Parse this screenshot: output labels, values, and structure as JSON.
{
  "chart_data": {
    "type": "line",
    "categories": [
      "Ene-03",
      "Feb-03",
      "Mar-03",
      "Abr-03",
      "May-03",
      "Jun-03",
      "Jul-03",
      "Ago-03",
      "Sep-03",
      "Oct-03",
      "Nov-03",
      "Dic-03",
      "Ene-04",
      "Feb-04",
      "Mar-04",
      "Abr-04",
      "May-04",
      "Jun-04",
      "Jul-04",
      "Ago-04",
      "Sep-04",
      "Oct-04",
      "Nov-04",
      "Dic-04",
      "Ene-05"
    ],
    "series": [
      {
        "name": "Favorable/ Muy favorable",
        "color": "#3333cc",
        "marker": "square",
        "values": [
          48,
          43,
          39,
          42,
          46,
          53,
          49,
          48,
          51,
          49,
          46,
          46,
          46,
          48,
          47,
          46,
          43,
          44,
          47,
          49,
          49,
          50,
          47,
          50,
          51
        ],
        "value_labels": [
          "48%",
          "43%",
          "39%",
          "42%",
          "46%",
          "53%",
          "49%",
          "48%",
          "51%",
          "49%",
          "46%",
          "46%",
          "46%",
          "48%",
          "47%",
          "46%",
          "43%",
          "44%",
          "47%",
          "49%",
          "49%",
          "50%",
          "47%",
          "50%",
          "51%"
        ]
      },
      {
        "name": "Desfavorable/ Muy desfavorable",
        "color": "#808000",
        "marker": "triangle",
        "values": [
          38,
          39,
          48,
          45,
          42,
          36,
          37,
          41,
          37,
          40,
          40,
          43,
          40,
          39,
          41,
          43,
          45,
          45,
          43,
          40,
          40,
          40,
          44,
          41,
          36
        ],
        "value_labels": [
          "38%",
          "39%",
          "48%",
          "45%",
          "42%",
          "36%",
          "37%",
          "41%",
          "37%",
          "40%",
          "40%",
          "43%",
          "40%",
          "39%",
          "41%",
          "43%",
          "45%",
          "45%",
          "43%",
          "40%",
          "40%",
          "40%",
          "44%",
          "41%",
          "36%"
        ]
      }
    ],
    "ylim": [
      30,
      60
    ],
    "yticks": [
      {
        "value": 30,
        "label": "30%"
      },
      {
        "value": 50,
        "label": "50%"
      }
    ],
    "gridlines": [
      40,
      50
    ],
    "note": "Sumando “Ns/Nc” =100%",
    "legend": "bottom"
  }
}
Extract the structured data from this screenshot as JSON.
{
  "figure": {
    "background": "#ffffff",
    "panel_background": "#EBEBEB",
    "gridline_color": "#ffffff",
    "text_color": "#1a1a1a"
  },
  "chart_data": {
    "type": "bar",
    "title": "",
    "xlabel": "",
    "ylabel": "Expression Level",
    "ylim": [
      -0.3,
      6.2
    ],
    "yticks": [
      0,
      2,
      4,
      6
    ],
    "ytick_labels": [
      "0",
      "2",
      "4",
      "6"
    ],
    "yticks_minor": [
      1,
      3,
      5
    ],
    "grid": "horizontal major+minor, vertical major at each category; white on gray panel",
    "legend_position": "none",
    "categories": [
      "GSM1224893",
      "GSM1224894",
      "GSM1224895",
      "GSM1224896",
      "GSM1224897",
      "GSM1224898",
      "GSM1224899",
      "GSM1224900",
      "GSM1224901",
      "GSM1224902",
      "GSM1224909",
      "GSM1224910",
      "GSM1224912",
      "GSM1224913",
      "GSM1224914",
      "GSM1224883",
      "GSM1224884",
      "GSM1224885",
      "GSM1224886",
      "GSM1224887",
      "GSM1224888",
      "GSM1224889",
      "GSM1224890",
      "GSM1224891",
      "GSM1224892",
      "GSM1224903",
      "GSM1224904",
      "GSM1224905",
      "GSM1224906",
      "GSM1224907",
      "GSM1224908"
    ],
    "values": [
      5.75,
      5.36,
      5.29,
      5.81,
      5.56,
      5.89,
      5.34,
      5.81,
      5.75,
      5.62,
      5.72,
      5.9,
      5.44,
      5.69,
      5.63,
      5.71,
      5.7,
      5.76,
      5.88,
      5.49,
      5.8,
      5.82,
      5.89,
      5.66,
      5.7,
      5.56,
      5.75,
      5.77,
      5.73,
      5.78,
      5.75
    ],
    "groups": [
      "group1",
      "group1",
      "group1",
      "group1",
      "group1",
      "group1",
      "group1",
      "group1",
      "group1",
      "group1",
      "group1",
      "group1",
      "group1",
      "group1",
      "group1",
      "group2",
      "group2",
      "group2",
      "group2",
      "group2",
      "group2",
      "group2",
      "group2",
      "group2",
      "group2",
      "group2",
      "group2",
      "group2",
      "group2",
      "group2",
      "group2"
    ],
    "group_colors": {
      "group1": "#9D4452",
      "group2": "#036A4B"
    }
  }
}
○ ○ ○
WRITTEN EXERCISE =
Within the records above, how many lines include the word "JSON"? State the number by itself.

FULL RESPONSE =
2